»»

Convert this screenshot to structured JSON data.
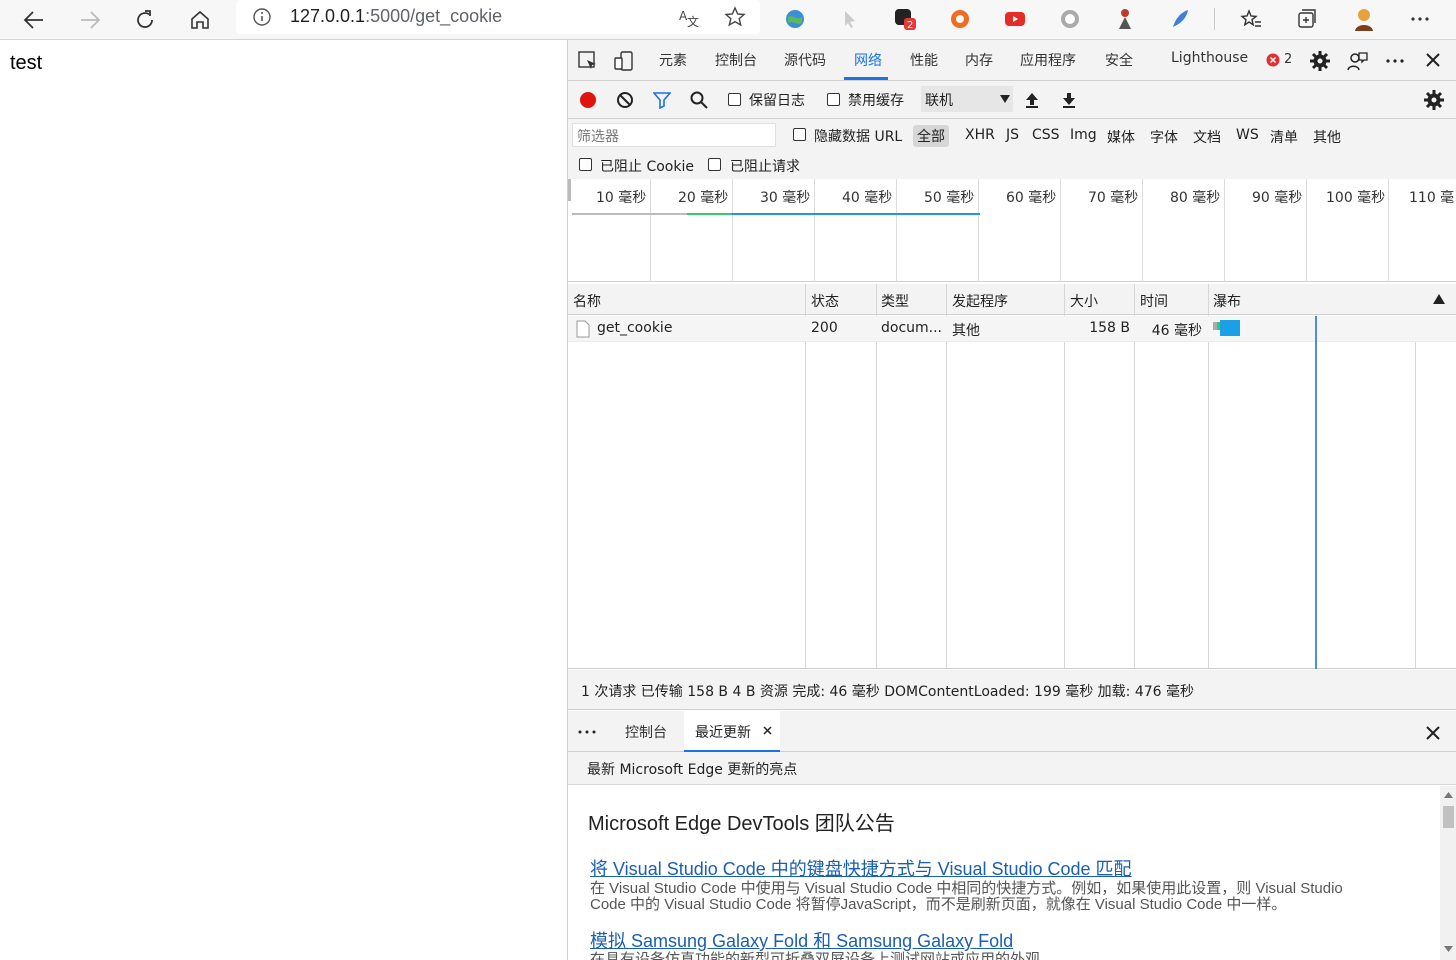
{
  "browser": {
    "address": {
      "host": "127.0.0.1",
      "path": ":5000/get_cookie"
    }
  },
  "page": {
    "text": "test"
  },
  "devtools": {
    "tabs": [
      "元素",
      "控制台",
      "源代码",
      "网络",
      "性能",
      "内存",
      "应用程序",
      "安全",
      "Lighthouse"
    ],
    "active_tab": "网络",
    "error_count": "2",
    "toolbar": {
      "preserve_log": "保留日志",
      "disable_cache": "禁用缓存",
      "throttle": "联机"
    },
    "filter": {
      "placeholder": "筛选器",
      "hide_data_url": "隐藏数据 URL",
      "types": [
        "全部",
        "XHR",
        "JS",
        "CSS",
        "Img",
        "媒体",
        "字体",
        "文档",
        "WS",
        "清单",
        "其他"
      ],
      "blocked_cookie": "已阻止 Cookie",
      "blocked_requests": "已阻止请求"
    },
    "overview_ticks": [
      "10 毫秒",
      "20 毫秒",
      "30 毫秒",
      "40 毫秒",
      "50 毫秒",
      "60 毫秒",
      "70 毫秒",
      "80 毫秒",
      "90 毫秒",
      "100 毫秒",
      "110 毫"
    ],
    "columns": [
      "名称",
      "状态",
      "类型",
      "发起程序",
      "大小",
      "时间",
      "瀑布"
    ],
    "requests": [
      {
        "name": "get_cookie",
        "status": "200",
        "type": "docum...",
        "initiator": "其他",
        "size": "158 B",
        "time": "46 毫秒"
      }
    ],
    "summary": "1 次请求  已传输 158 B  4 B 资源  完成: 46 毫秒  DOMContentLoaded: 199 毫秒  加载: 476 毫秒",
    "drawer": {
      "tabs": [
        "控制台",
        "最近更新"
      ],
      "active_tab": "最近更新",
      "subtitle": "最新 Microsoft Edge 更新的亮点",
      "heading": "Microsoft Edge DevTools 团队公告",
      "items": [
        {
          "title": "将 Visual Studio Code 中的键盘快捷方式与 Visual Studio Code 匹配",
          "desc_line1": "在 Visual Studio Code 中使用与 Visual Studio Code 中相同的快捷方式。例如，如果使用此设置，则 Visual Studio",
          "desc_line2": "Code 中的 Visual Studio Code 将暂停JavaScript，而不是刷新页面，就像在 Visual Studio Code 中一样。"
        },
        {
          "title": "模拟 Samsung Galaxy Fold 和 Samsung Galaxy Fold",
          "desc_line1": "在具有设备仿真功能的新型可折叠双屏设备上测试网站或应用的外观。"
        }
      ]
    }
  },
  "colors": {
    "accent": "#1a73e8",
    "record": "#e0140e",
    "link": "#1a5fb4"
  }
}
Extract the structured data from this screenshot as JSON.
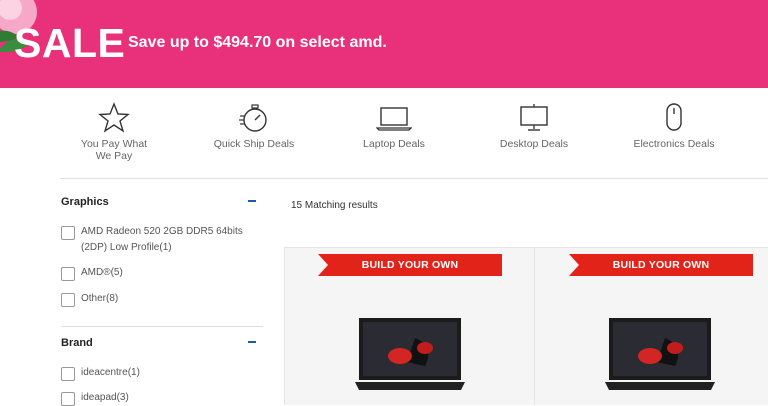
{
  "banner": {
    "sale": "SALE",
    "subtitle": "Save up to $494.70 on select amd."
  },
  "categories": [
    {
      "label": "You Pay What We Pay",
      "icon": "star-icon"
    },
    {
      "label": "Quick Ship Deals",
      "icon": "stopwatch-icon"
    },
    {
      "label": "Laptop Deals",
      "icon": "laptop-icon"
    },
    {
      "label": "Desktop Deals",
      "icon": "desktop-icon"
    },
    {
      "label": "Electronics Deals",
      "icon": "mouse-icon"
    }
  ],
  "filters": {
    "graphics": {
      "title": "Graphics",
      "options": [
        "AMD Radeon 520 2GB DDR5 64bits (2DP) Low Profile(1)",
        "AMD®(5)",
        "Other(8)"
      ]
    },
    "brand": {
      "title": "Brand",
      "options": [
        "ideacentre(1)",
        "ideapad(3)"
      ]
    }
  },
  "results": {
    "count_text": "15 Matching results",
    "cards": [
      {
        "ribbon": "BUILD YOUR OWN"
      },
      {
        "ribbon": "BUILD YOUR OWN"
      }
    ]
  },
  "colors": {
    "banner_pink": "#e8317a",
    "ribbon_red": "#e2231a",
    "collapse_blue": "#1a5da6"
  }
}
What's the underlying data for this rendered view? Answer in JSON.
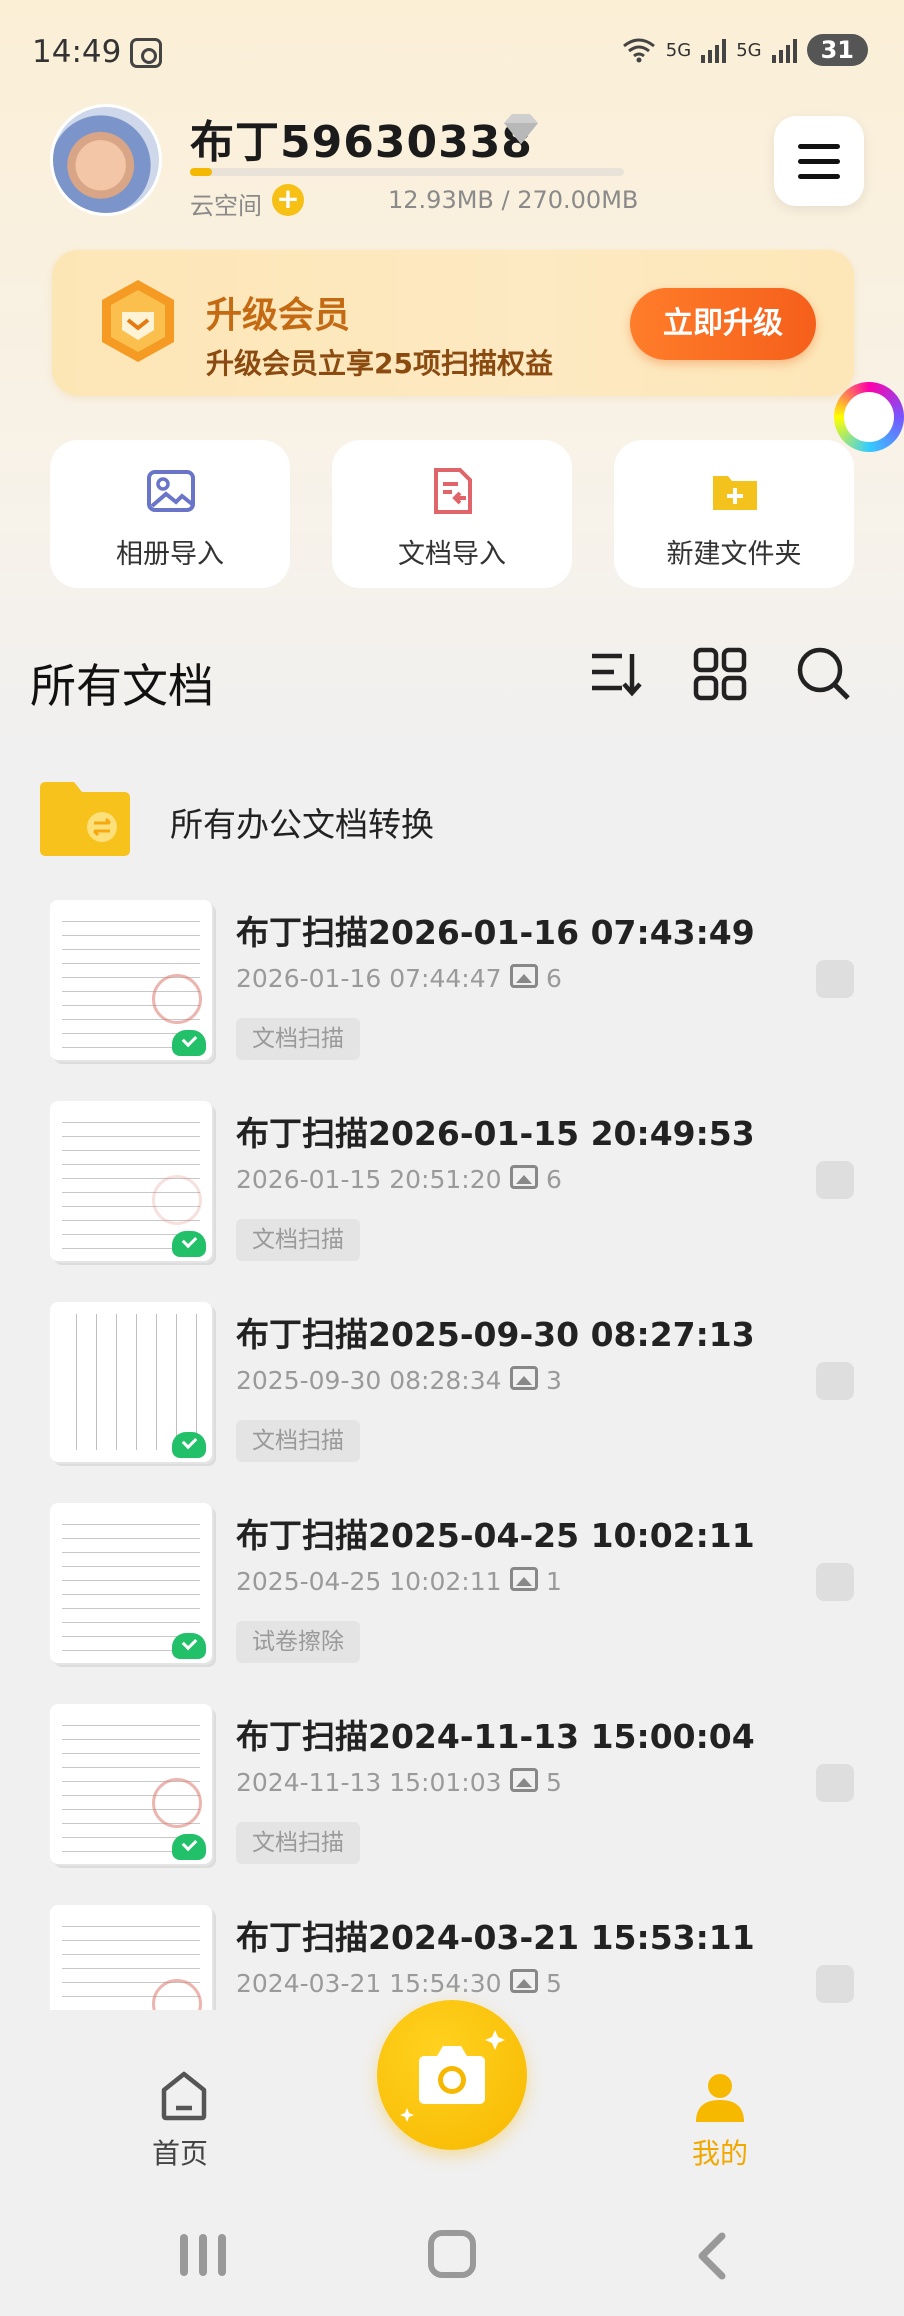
{
  "status_bar": {
    "time": "14:49",
    "network_1": "5G",
    "network_2": "5G",
    "battery": "31"
  },
  "profile": {
    "username": "布丁59630338",
    "cloud_label": "云空间",
    "storage_used_fraction": 0.05,
    "storage_text": "12.93MB / 270.00MB"
  },
  "banner": {
    "title": "升级会员",
    "subtitle": "升级会员立享25项扫描权益",
    "button": "立即升级"
  },
  "quick_actions": [
    {
      "label": "相册导入",
      "icon": "image-import-icon"
    },
    {
      "label": "文档导入",
      "icon": "document-import-icon"
    },
    {
      "label": "新建文件夹",
      "icon": "new-folder-icon"
    }
  ],
  "section": {
    "title": "所有文档"
  },
  "office_folder": {
    "label": "所有办公文档转换"
  },
  "documents": [
    {
      "title": "布丁扫描2026-01-16 07:43:49",
      "date": "2026-01-16 07:44:47",
      "images": "6",
      "tag": "文档扫描",
      "synced": true
    },
    {
      "title": "布丁扫描2026-01-15 20:49:53",
      "date": "2026-01-15 20:51:20",
      "images": "6",
      "tag": "文档扫描",
      "synced": true
    },
    {
      "title": "布丁扫描2025-09-30 08:27:13",
      "date": "2025-09-30 08:28:34",
      "images": "3",
      "tag": "文档扫描",
      "synced": true
    },
    {
      "title": "布丁扫描2025-04-25 10:02:11",
      "date": "2025-04-25 10:02:11",
      "images": "1",
      "tag": "试卷擦除",
      "synced": true
    },
    {
      "title": "布丁扫描2024-11-13 15:00:04",
      "date": "2024-11-13 15:01:03",
      "images": "5",
      "tag": "文档扫描",
      "synced": true
    },
    {
      "title": "布丁扫描2024-03-21 15:53:11",
      "date": "2024-03-21 15:54:30",
      "images": "5",
      "tag": "",
      "synced": false
    }
  ],
  "bottom_nav": {
    "home": "首页",
    "mine": "我的"
  },
  "colors": {
    "accent": "#F7B800",
    "upgrade": "#F55F1B",
    "sync": "#23C06A"
  }
}
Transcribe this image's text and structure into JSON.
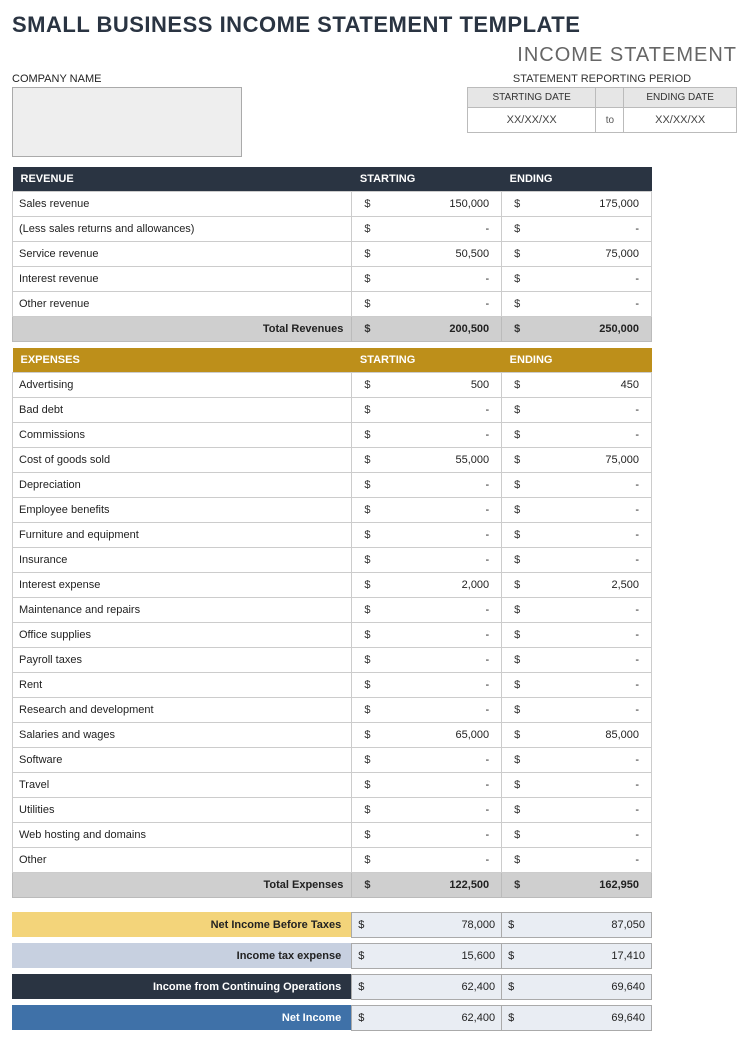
{
  "title": "SMALL BUSINESS INCOME STATEMENT TEMPLATE",
  "subtitle": "INCOME STATEMENT",
  "company_label": "COMPANY NAME",
  "period": {
    "header": "STATEMENT REPORTING PERIOD",
    "start_label": "STARTING DATE",
    "end_label": "ENDING DATE",
    "start_value": "XX/XX/XX",
    "to": "to",
    "end_value": "XX/XX/XX"
  },
  "columns": {
    "starting": "STARTING",
    "ending": "ENDING"
  },
  "currency": "$",
  "dash": "-",
  "revenue": {
    "header": "REVENUE",
    "rows": [
      {
        "label": "Sales revenue",
        "start": "150,000",
        "end": "175,000"
      },
      {
        "label": "(Less sales returns and allowances)",
        "start": "-",
        "end": "-"
      },
      {
        "label": "Service revenue",
        "start": "50,500",
        "end": "75,000"
      },
      {
        "label": "Interest revenue",
        "start": "-",
        "end": "-"
      },
      {
        "label": "Other revenue",
        "start": "-",
        "end": "-"
      }
    ],
    "total_label": "Total Revenues",
    "total_start": "200,500",
    "total_end": "250,000"
  },
  "expenses": {
    "header": "EXPENSES",
    "rows": [
      {
        "label": "Advertising",
        "start": "500",
        "end": "450"
      },
      {
        "label": "Bad debt",
        "start": "-",
        "end": "-"
      },
      {
        "label": "Commissions",
        "start": "-",
        "end": "-"
      },
      {
        "label": "Cost of goods sold",
        "start": "55,000",
        "end": "75,000"
      },
      {
        "label": "Depreciation",
        "start": "-",
        "end": "-"
      },
      {
        "label": "Employee benefits",
        "start": "-",
        "end": "-"
      },
      {
        "label": "Furniture and equipment",
        "start": "-",
        "end": "-"
      },
      {
        "label": "Insurance",
        "start": "-",
        "end": "-"
      },
      {
        "label": "Interest expense",
        "start": "2,000",
        "end": "2,500"
      },
      {
        "label": "Maintenance and repairs",
        "start": "-",
        "end": "-"
      },
      {
        "label": "Office supplies",
        "start": "-",
        "end": "-"
      },
      {
        "label": "Payroll taxes",
        "start": "-",
        "end": "-"
      },
      {
        "label": "Rent",
        "start": "-",
        "end": "-"
      },
      {
        "label": "Research and development",
        "start": "-",
        "end": "-"
      },
      {
        "label": "Salaries and wages",
        "start": "65,000",
        "end": "85,000"
      },
      {
        "label": "Software",
        "start": "-",
        "end": "-"
      },
      {
        "label": "Travel",
        "start": "-",
        "end": "-"
      },
      {
        "label": "Utilities",
        "start": "-",
        "end": "-"
      },
      {
        "label": "Web hosting and domains",
        "start": "-",
        "end": "-"
      },
      {
        "label": "Other",
        "start": "-",
        "end": "-"
      }
    ],
    "total_label": "Total Expenses",
    "total_start": "122,500",
    "total_end": "162,950"
  },
  "summary": {
    "net_before_tax": {
      "label": "Net Income Before Taxes",
      "start": "78,000",
      "end": "87,050"
    },
    "tax_expense": {
      "label": "Income tax expense",
      "start": "15,600",
      "end": "17,410"
    },
    "continuing_ops": {
      "label": "Income from Continuing Operations",
      "start": "62,400",
      "end": "69,640"
    },
    "net_income": {
      "label": "Net Income",
      "start": "62,400",
      "end": "69,640"
    }
  }
}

««

## Problem to work on
Show every line above in which the word "What" occurs.

## Exercise solution
      "label": "You Pay What We Pay",
What's the underlying data for this rendered view? Answer in JSON.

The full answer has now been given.